━━━━━ DATASET CONTENT ━━━━━

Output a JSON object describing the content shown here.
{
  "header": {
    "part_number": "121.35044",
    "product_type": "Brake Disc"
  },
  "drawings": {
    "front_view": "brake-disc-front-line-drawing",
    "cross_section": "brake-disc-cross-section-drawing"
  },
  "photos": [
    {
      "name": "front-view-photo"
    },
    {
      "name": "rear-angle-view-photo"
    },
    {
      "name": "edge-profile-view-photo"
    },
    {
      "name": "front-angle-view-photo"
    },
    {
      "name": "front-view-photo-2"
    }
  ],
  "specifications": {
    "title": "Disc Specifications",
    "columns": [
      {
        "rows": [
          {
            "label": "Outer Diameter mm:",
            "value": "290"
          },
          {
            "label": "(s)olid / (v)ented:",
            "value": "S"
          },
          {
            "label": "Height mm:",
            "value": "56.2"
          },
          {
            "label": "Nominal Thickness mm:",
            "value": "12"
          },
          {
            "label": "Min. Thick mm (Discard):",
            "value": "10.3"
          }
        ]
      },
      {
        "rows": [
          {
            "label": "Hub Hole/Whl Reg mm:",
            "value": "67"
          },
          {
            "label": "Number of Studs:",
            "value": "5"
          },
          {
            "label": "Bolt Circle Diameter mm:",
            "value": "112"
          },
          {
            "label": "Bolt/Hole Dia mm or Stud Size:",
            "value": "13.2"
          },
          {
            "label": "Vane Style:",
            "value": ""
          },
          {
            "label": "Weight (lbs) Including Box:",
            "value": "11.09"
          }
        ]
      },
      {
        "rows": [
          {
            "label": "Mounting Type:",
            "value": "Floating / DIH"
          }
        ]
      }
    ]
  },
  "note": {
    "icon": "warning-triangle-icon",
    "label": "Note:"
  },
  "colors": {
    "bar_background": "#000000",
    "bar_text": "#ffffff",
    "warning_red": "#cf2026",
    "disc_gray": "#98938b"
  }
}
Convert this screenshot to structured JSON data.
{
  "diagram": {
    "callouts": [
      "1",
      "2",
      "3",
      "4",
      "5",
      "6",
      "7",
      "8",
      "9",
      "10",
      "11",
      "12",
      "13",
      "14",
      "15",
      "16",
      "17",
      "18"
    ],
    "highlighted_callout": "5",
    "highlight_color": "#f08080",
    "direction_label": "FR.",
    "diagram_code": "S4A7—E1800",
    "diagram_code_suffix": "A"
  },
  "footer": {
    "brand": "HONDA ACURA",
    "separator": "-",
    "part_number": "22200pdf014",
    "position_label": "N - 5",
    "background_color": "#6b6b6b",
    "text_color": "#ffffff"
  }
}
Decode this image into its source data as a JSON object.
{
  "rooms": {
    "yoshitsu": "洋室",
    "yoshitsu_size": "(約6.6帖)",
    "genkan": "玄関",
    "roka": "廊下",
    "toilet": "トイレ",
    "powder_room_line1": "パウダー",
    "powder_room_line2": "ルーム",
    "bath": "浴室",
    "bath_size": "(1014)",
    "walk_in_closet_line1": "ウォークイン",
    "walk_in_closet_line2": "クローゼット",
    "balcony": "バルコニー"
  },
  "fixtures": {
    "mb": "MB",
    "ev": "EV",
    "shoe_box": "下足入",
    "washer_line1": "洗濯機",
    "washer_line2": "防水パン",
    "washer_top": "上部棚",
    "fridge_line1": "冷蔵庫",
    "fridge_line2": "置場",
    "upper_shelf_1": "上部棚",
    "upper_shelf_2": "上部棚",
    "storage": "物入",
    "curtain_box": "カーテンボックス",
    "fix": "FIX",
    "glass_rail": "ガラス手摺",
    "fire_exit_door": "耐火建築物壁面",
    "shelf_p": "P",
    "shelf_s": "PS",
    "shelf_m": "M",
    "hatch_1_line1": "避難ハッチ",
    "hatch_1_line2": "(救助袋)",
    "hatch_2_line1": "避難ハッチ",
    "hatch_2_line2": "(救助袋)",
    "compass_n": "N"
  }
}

━━━━━

WHAT TO DO »
Which lines run from the one containing "Decode this image" to the end of the entries above? Quote exactly those, and only those.

FINAL ANSWER »
Decode this image into its source data as a JSON object.
{
  "rooms": {
    "yoshitsu": "洋室",
    "yoshitsu_size": "(約6.6帖)",
    "genkan": "玄関",
    "roka": "廊下",
    "toilet": "トイレ",
    "powder_room_line1": "パウダー",
    "powder_room_line2": "ルーム",
    "bath": "浴室",
    "bath_size": "(1014)",
    "walk_in_closet_line1": "ウォークイン",
    "walk_in_closet_line2": "クローゼット",
    "balcony": "バルコニー"
  },
  "fixtures": {
    "mb": "MB",
    "ev": "EV",
    "shoe_box": "下足入",
    "washer_line1": "洗濯機",
    "washer_line2": "防水パン",
    "washer_top": "上部棚",
    "fridge_line1": "冷蔵庫",
    "fridge_line2": "置場",
    "upper_shelf_1": "上部棚",
    "upper_shelf_2": "上部棚",
    "storage": "物入",
    "curtain_box": "カーテンボックス",
    "fix": "FIX",
    "glass_rail": "ガラス手摺",
    "fire_exit_door": "耐火建築物壁面",
    "shelf_p": "P",
    "shelf_s": "PS",
    "shelf_m": "M",
    "hatch_1_line1": "避難ハッチ",
    "hatch_1_line2": "(救助袋)",
    "hatch_2_line1": "避難ハッチ",
    "hatch_2_line2": "(救助袋)",
    "compass_n": "N"
  }
}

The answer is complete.